From the data that follows, report how many lines hold the string "title", giving only the number.

(Figure record extracts)
•••••
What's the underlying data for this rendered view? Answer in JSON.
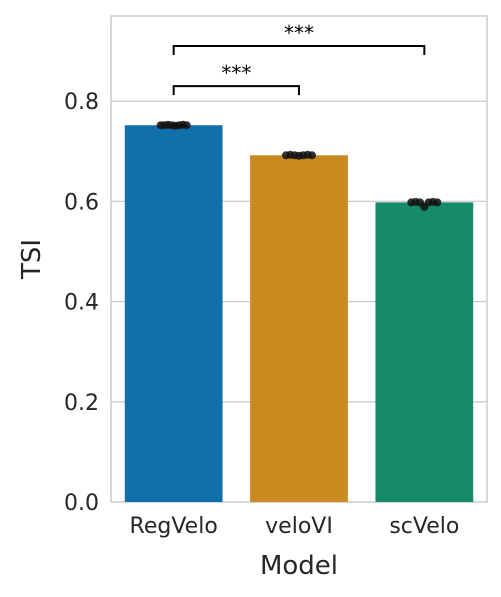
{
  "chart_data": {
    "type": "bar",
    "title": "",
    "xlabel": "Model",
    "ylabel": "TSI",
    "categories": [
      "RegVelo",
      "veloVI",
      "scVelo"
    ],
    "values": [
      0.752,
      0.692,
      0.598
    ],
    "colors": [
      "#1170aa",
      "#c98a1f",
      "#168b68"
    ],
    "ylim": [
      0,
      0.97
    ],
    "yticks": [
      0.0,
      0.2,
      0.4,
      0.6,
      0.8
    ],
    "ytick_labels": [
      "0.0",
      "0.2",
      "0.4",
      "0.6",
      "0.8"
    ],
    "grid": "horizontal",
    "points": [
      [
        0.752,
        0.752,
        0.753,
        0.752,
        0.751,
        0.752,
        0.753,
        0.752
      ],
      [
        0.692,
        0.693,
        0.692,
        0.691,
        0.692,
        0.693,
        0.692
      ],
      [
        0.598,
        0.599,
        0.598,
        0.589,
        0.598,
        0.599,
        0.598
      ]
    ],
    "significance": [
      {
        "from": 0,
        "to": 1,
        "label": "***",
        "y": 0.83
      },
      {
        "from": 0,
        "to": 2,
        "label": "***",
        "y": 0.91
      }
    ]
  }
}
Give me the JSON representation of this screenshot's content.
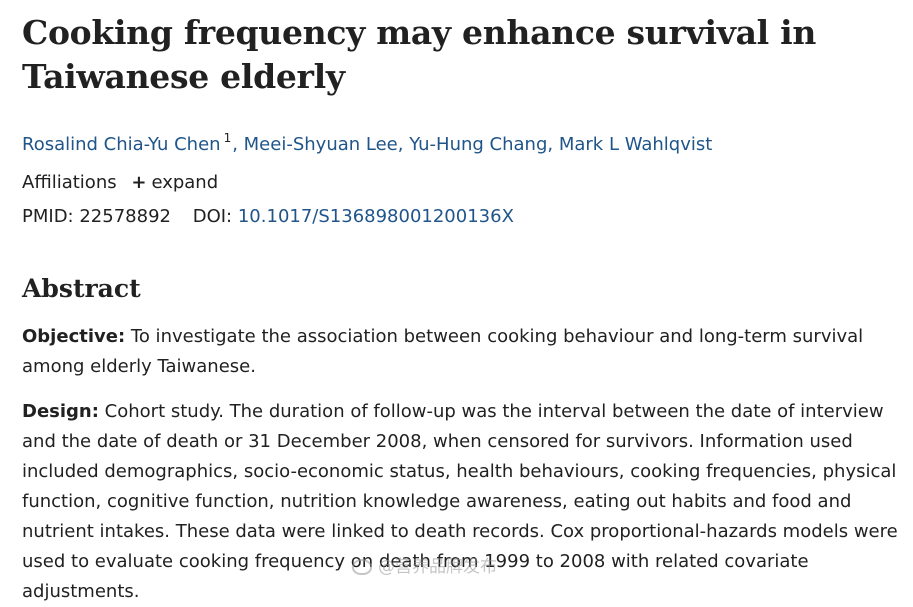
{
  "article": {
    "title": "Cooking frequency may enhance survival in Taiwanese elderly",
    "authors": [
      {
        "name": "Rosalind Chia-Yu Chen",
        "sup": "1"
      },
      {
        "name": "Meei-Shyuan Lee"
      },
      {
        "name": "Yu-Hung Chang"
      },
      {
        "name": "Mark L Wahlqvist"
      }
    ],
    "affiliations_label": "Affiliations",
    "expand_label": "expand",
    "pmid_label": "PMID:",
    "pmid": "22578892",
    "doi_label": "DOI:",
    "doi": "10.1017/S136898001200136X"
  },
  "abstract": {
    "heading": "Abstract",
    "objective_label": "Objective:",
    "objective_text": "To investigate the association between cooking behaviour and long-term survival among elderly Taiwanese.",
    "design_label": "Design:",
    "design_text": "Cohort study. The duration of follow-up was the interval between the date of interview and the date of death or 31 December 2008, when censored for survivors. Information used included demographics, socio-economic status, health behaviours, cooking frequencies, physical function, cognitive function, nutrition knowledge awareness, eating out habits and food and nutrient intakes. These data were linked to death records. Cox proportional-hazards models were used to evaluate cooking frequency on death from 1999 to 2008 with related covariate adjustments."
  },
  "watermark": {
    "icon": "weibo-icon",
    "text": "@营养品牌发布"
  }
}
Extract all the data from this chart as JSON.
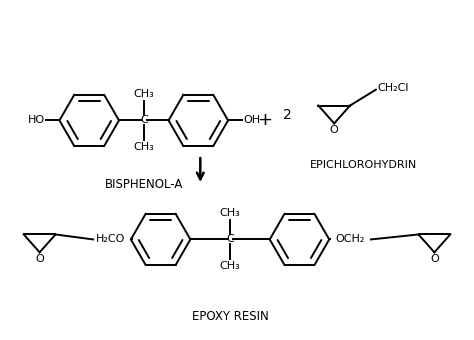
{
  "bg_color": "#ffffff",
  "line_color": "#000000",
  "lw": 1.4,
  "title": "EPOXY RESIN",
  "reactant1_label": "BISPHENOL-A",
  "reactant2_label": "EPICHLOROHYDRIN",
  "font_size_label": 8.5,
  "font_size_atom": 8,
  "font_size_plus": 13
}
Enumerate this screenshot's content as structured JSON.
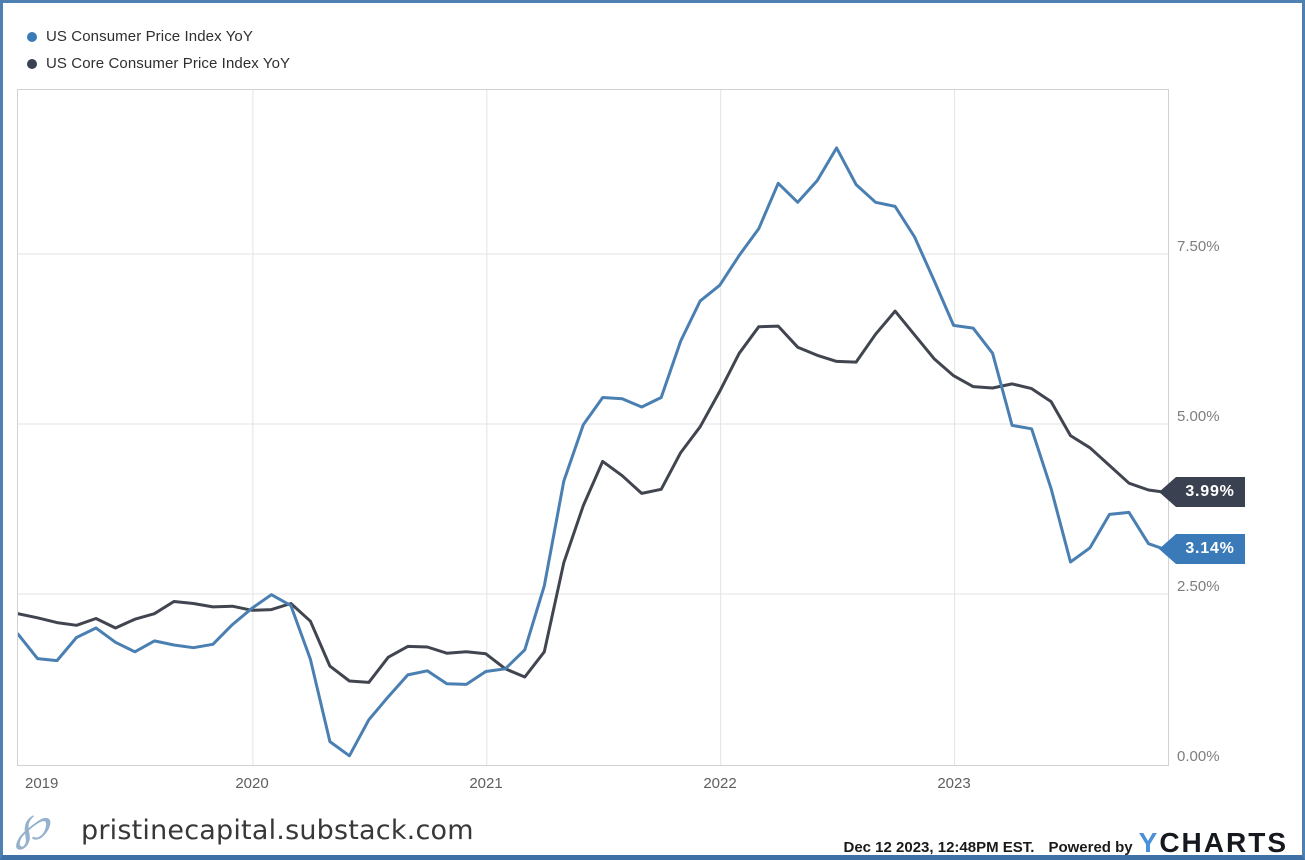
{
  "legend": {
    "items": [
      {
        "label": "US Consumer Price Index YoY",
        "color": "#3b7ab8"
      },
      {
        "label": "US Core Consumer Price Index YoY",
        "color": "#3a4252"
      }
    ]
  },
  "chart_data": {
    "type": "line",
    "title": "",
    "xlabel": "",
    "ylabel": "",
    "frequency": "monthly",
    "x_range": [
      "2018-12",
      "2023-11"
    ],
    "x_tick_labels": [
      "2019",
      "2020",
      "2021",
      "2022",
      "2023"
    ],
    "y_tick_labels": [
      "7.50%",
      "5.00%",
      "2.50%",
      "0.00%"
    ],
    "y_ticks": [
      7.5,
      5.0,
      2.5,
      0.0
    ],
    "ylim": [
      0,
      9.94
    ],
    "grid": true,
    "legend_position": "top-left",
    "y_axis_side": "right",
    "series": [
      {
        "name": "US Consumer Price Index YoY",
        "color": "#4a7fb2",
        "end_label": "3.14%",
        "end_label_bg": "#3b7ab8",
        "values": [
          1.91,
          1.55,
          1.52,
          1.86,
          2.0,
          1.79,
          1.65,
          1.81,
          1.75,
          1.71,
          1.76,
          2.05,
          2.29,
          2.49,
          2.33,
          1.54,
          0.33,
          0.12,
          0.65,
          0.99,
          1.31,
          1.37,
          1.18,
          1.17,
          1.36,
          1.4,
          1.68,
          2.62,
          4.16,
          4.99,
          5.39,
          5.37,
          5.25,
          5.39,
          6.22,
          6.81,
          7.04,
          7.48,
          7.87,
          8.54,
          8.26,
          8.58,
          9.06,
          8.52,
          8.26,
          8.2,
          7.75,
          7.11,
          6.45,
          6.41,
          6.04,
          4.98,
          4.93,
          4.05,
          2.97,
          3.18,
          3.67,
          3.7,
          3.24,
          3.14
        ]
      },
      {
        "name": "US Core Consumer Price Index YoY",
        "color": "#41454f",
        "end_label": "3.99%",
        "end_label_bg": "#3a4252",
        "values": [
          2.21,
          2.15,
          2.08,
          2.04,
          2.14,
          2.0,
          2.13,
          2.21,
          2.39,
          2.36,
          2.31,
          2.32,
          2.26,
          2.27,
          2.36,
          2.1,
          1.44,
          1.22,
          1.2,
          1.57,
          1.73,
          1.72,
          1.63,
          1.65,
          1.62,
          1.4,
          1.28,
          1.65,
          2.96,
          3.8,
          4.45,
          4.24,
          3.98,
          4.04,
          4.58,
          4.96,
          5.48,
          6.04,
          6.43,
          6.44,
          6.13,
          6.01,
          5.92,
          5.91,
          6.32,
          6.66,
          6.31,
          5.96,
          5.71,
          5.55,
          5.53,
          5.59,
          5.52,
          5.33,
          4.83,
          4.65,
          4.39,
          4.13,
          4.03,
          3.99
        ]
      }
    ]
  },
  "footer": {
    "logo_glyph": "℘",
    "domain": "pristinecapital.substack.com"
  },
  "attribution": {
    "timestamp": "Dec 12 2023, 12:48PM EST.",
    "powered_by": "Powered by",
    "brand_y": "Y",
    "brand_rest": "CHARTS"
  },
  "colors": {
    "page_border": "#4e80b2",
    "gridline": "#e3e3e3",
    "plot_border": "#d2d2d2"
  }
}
•••••
* **SOLUTION FOR THIS TASK**
4